YOUR TASK - Reproduce word for word the lines of the data from the very first line through the line containing "steps-bar: 1 提交诉求", with both of these lines included.

+++ MATERIAL TO PROCESS +++

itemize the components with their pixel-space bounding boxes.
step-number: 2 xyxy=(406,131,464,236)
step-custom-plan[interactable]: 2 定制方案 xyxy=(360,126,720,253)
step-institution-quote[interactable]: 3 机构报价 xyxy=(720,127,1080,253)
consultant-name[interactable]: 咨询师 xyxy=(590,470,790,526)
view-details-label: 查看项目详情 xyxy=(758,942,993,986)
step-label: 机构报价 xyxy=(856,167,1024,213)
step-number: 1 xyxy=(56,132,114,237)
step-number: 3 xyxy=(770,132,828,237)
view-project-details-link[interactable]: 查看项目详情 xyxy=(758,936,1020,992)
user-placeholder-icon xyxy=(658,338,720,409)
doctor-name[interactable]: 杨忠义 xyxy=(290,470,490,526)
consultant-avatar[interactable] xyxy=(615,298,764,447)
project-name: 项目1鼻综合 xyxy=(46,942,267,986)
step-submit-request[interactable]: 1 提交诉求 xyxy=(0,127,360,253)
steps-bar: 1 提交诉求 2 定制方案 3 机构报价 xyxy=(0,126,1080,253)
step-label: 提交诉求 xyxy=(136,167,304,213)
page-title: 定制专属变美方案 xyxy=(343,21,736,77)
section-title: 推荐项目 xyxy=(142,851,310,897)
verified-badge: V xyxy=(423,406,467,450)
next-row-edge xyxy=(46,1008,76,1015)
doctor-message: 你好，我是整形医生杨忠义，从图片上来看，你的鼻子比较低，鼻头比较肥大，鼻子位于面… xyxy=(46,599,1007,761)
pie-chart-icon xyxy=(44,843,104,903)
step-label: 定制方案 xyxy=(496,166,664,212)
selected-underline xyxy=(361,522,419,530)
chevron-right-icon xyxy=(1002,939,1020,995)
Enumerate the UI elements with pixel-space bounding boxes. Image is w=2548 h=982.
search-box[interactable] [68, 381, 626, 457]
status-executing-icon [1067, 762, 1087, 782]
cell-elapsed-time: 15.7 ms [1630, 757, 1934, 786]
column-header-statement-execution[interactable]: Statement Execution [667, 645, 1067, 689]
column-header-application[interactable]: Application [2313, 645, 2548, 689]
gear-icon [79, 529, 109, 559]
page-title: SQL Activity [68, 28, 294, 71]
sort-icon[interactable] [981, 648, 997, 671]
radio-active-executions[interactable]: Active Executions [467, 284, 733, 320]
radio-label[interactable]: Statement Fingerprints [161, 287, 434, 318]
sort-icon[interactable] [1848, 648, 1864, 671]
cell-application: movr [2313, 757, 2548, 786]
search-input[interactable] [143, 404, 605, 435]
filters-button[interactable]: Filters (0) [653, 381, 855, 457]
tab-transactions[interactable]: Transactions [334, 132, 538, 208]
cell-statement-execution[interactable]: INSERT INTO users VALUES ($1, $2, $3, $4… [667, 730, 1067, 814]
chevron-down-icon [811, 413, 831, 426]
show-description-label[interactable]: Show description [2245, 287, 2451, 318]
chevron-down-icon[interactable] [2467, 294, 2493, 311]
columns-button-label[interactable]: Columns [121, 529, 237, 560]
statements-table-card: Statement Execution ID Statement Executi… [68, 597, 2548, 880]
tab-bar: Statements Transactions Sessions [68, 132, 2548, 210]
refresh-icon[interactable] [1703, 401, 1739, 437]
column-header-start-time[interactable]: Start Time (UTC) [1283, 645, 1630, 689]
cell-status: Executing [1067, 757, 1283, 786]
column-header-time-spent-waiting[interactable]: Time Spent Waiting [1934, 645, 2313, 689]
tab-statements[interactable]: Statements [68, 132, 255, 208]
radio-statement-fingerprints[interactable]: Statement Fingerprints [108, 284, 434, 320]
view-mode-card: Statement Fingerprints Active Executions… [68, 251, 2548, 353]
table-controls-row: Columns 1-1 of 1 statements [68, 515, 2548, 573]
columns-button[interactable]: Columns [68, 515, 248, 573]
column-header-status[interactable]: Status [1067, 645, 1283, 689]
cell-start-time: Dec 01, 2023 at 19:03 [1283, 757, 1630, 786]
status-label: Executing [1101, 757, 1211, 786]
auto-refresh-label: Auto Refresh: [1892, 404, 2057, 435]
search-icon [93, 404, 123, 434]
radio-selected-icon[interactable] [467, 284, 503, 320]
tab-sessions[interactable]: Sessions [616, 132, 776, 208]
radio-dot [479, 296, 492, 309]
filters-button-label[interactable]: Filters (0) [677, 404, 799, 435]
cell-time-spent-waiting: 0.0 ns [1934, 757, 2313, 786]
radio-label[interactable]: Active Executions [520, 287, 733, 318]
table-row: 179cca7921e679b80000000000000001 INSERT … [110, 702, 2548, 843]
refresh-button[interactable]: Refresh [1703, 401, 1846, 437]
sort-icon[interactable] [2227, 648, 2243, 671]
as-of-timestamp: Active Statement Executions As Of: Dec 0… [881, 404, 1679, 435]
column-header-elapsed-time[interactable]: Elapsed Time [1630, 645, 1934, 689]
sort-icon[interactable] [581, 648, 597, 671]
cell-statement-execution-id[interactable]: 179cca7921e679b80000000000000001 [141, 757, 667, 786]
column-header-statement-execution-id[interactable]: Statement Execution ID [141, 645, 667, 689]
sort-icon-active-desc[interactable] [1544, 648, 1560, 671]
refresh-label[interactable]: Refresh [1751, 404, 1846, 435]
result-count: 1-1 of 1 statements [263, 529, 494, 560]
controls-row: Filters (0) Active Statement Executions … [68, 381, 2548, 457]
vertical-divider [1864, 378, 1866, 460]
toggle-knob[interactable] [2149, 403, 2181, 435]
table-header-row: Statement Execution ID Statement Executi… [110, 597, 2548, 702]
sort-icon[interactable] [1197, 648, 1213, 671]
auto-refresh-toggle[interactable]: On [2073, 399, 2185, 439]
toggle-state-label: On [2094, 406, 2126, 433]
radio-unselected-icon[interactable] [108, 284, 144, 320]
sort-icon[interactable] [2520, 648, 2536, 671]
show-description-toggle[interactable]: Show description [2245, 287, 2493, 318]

+++

EXERCISE RESPONSE -
itemize the components with their pixel-space bounding boxes.
step-number: 2 xyxy=(406,131,464,236)
step-custom-plan[interactable]: 2 定制方案 xyxy=(360,126,720,253)
step-institution-quote[interactable]: 3 机构报价 xyxy=(720,127,1080,253)
consultant-name[interactable]: 咨询师 xyxy=(590,470,790,526)
view-details-label: 查看项目详情 xyxy=(758,942,993,986)
step-label: 机构报价 xyxy=(856,167,1024,213)
step-number: 1 xyxy=(56,132,114,237)
step-number: 3 xyxy=(770,132,828,237)
view-project-details-link[interactable]: 查看项目详情 xyxy=(758,936,1020,992)
user-placeholder-icon xyxy=(658,338,720,409)
doctor-name[interactable]: 杨忠义 xyxy=(290,470,490,526)
consultant-avatar[interactable] xyxy=(615,298,764,447)
project-name: 项目1鼻综合 xyxy=(46,942,267,986)
step-submit-request[interactable]: 1 提交诉求 xyxy=(0,127,360,253)
steps-bar: 1 提交诉求 2 定制方案 3 机构报价 xyxy=(0,126,1080,253)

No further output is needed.